# What needs to be done:
Exactly as they appear, output all of the records. Skip any images.

# Data rows:
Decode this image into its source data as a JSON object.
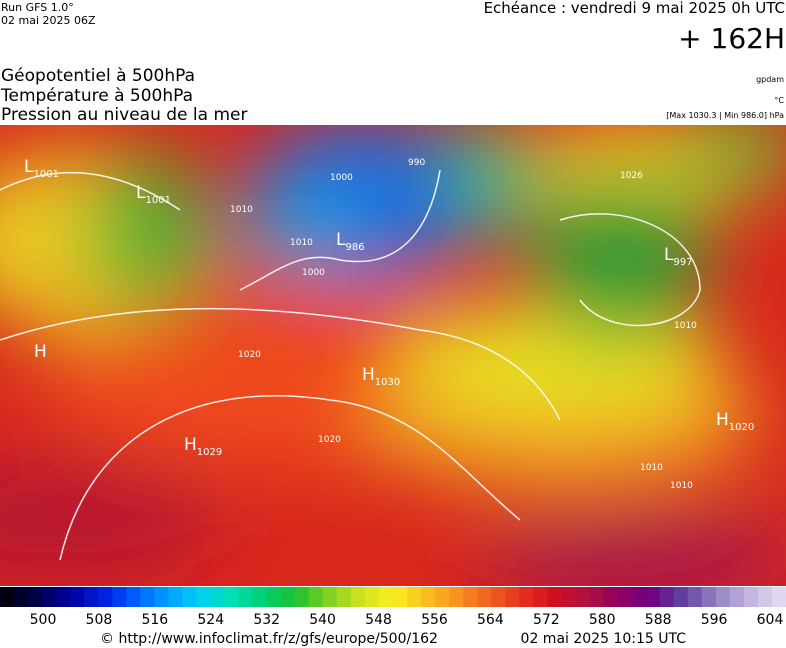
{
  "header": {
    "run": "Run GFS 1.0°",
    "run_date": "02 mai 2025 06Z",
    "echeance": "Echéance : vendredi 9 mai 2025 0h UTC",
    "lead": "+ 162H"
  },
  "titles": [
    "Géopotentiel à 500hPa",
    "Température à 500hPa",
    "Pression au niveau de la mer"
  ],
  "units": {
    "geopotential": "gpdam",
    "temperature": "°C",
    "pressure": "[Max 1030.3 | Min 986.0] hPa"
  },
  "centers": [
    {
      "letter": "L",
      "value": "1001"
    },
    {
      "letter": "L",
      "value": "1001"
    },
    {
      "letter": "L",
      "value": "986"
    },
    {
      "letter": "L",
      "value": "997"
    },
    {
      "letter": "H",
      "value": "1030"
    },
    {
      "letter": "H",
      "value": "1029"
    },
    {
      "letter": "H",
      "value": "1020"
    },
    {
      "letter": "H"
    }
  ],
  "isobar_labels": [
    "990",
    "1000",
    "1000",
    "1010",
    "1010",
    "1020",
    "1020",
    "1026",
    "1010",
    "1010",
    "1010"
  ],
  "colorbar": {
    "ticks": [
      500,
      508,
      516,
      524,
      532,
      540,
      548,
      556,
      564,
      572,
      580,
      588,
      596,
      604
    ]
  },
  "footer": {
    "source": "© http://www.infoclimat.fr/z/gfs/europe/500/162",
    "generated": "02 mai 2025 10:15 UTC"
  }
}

# Exercise response:
Decode this image into its source data as a JSON object.
{
  "header": {
    "run": "Run GFS 1.0°",
    "run_date": "02 mai 2025 06Z",
    "echeance": "Echéance : vendredi 9 mai 2025 0h UTC",
    "lead": "+ 162H"
  },
  "titles": [
    "Géopotentiel à 500hPa",
    "Température à 500hPa",
    "Pression au niveau de la mer"
  ],
  "units": {
    "geopotential": "gpdam",
    "temperature": "°C",
    "pressure": "[Max 1030.3 | Min 986.0] hPa"
  },
  "centers": [
    {
      "letter": "L",
      "value": "1001"
    },
    {
      "letter": "L",
      "value": "1001"
    },
    {
      "letter": "L",
      "value": "986"
    },
    {
      "letter": "L",
      "value": "997"
    },
    {
      "letter": "H",
      "value": "1030"
    },
    {
      "letter": "H",
      "value": "1029"
    },
    {
      "letter": "H",
      "value": "1020"
    },
    {
      "letter": "H"
    }
  ],
  "isobar_labels": [
    "990",
    "1000",
    "1000",
    "1010",
    "1010",
    "1020",
    "1020",
    "1026",
    "1010",
    "1010",
    "1010"
  ],
  "colorbar": {
    "ticks": [
      500,
      508,
      516,
      524,
      532,
      540,
      548,
      556,
      564,
      572,
      580,
      588,
      596,
      604
    ]
  },
  "footer": {
    "source": "© http://www.infoclimat.fr/z/gfs/europe/500/162",
    "generated": "02 mai 2025 10:15 UTC"
  }
}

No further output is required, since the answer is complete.